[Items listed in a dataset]

====

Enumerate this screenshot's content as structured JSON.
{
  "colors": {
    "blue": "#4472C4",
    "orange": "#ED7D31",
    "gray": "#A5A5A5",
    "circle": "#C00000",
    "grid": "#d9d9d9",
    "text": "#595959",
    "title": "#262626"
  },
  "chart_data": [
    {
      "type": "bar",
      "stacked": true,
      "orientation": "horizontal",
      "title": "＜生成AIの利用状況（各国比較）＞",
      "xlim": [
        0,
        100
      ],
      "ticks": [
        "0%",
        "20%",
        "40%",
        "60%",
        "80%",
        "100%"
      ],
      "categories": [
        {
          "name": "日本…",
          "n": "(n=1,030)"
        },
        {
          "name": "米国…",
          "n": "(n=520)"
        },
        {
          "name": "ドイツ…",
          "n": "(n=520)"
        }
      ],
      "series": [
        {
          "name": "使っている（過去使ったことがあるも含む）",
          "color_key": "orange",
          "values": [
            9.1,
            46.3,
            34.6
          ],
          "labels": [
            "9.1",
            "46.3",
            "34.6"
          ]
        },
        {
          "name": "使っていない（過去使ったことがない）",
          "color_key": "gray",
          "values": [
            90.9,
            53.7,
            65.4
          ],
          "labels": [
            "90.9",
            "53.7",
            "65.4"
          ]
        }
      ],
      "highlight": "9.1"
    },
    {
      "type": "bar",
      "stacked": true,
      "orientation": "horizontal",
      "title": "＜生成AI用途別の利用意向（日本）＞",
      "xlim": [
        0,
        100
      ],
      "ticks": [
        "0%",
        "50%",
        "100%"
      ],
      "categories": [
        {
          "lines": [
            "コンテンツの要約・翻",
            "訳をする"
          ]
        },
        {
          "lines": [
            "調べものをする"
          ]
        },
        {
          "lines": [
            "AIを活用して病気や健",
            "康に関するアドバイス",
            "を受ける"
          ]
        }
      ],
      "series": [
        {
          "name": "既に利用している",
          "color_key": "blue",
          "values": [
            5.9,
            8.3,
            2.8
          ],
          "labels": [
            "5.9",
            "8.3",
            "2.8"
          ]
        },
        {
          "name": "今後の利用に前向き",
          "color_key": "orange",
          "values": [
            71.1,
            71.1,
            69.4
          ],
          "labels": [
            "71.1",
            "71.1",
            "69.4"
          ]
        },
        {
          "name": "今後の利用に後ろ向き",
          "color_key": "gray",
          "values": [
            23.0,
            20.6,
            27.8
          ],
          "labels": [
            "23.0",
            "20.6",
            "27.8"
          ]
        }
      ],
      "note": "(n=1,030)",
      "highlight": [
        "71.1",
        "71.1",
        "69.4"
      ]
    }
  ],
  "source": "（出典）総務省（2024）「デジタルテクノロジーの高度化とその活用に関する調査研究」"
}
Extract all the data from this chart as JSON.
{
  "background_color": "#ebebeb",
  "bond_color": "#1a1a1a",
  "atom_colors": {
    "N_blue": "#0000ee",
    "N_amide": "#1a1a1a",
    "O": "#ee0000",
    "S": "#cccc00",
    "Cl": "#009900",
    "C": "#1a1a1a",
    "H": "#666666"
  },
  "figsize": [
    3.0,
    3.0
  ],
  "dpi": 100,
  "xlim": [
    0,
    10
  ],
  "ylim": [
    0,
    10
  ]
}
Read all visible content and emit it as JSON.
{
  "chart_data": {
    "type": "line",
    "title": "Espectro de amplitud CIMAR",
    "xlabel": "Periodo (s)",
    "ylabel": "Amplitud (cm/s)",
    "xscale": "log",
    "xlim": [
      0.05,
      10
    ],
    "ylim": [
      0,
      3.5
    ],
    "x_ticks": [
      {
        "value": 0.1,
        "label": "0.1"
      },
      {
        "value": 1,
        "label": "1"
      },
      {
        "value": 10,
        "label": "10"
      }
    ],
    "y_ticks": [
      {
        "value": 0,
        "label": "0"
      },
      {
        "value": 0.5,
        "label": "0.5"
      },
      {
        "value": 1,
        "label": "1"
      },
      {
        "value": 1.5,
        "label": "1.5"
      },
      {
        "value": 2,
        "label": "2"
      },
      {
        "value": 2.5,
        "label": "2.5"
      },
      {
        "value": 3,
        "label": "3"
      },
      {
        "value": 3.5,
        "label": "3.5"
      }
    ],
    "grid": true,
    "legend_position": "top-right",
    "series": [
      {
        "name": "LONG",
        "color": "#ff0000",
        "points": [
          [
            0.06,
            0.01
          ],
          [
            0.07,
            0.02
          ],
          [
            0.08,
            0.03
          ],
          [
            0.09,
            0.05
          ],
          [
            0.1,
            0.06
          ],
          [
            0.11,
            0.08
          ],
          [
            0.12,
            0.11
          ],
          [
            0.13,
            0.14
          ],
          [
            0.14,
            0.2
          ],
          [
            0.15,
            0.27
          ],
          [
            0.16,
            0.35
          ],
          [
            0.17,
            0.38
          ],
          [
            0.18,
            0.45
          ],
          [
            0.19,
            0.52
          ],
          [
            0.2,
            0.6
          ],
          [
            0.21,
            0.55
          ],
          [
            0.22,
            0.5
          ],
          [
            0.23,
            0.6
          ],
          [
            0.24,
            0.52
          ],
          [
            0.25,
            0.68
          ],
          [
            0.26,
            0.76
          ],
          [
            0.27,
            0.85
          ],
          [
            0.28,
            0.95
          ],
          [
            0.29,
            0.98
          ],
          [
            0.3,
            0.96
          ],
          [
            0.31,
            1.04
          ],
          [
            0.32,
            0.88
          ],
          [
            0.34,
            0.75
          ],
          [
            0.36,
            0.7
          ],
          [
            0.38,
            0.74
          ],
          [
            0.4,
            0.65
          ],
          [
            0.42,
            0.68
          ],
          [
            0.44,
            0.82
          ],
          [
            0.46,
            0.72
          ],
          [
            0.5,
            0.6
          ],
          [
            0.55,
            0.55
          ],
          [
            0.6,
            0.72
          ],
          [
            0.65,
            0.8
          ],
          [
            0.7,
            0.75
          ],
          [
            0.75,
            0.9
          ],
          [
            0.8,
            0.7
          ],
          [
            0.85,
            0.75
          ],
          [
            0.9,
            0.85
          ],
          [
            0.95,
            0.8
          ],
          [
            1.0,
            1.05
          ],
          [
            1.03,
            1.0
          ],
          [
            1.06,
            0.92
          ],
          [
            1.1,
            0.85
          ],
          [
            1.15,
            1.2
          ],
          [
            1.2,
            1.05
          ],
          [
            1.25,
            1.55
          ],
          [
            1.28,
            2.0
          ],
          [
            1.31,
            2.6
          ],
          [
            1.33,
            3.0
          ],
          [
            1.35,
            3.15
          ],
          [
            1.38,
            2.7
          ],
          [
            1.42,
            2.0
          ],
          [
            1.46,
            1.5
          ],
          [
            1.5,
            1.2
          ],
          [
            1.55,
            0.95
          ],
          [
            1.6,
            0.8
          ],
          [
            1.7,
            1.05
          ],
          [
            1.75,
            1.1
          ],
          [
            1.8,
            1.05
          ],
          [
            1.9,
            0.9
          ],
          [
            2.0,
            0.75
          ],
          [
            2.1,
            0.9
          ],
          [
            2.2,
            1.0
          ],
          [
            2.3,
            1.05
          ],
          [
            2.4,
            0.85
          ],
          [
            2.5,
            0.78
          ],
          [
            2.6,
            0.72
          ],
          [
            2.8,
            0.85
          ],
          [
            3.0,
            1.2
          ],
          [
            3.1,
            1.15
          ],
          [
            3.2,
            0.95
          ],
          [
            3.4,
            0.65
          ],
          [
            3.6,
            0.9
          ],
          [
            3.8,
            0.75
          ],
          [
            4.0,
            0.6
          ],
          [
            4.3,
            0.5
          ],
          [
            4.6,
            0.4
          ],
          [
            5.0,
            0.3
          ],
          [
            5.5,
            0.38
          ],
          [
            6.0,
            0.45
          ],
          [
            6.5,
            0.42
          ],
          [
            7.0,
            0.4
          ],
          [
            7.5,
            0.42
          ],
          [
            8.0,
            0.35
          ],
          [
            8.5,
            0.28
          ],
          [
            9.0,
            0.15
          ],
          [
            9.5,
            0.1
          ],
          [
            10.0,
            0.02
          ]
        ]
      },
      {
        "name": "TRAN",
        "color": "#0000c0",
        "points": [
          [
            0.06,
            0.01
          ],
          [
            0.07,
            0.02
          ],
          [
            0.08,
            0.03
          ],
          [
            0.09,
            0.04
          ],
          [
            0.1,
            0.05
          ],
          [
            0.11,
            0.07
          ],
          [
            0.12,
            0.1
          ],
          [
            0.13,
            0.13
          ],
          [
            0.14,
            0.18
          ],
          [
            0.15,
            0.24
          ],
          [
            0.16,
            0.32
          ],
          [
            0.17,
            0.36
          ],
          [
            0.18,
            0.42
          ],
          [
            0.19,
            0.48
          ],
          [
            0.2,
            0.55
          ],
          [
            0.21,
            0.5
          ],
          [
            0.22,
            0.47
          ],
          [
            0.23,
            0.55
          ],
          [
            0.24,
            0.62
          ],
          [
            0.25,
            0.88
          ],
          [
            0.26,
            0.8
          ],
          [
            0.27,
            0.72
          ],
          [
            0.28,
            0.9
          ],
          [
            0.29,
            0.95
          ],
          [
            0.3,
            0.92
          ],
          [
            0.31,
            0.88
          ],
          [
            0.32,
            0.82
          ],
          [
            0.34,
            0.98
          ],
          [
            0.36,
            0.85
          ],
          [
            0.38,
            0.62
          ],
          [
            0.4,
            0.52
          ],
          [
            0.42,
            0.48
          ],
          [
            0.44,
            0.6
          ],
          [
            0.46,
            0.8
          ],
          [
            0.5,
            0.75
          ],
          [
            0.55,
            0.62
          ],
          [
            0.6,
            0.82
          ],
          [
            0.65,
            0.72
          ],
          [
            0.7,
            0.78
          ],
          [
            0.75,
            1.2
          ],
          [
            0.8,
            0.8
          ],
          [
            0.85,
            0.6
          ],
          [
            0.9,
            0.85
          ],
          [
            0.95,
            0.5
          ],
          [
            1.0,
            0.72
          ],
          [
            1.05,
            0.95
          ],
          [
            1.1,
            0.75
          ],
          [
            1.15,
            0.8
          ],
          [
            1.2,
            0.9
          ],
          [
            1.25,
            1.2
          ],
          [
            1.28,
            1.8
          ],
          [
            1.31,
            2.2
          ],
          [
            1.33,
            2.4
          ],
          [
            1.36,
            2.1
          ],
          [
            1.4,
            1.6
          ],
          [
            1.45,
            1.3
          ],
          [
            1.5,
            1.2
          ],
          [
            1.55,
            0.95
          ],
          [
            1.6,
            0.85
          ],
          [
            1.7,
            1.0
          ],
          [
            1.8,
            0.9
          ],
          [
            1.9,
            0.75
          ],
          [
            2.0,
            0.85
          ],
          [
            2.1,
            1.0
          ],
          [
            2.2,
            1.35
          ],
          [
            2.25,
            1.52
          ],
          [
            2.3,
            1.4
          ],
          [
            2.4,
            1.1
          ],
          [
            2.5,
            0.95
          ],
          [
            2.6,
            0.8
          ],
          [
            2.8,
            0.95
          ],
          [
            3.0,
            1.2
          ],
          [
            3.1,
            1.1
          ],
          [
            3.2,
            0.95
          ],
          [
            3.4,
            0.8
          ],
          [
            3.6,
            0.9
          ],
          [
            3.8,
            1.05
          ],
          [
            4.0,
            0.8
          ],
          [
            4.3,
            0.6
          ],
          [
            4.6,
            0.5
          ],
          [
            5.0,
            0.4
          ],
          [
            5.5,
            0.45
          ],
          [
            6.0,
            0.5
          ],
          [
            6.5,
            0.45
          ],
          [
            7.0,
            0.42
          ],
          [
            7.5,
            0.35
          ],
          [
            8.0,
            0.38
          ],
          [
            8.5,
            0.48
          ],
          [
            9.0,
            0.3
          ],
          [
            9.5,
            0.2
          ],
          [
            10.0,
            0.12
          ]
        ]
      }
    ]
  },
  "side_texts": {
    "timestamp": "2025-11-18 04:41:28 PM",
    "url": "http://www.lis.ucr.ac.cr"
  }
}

====

● **Exercise aim**
Keep only the lines that hold the string "content", and copy them out.

● **Exercise result**
Enumerate this screenshot's content as structured JSON.
Read all visible content and emit it as JSON.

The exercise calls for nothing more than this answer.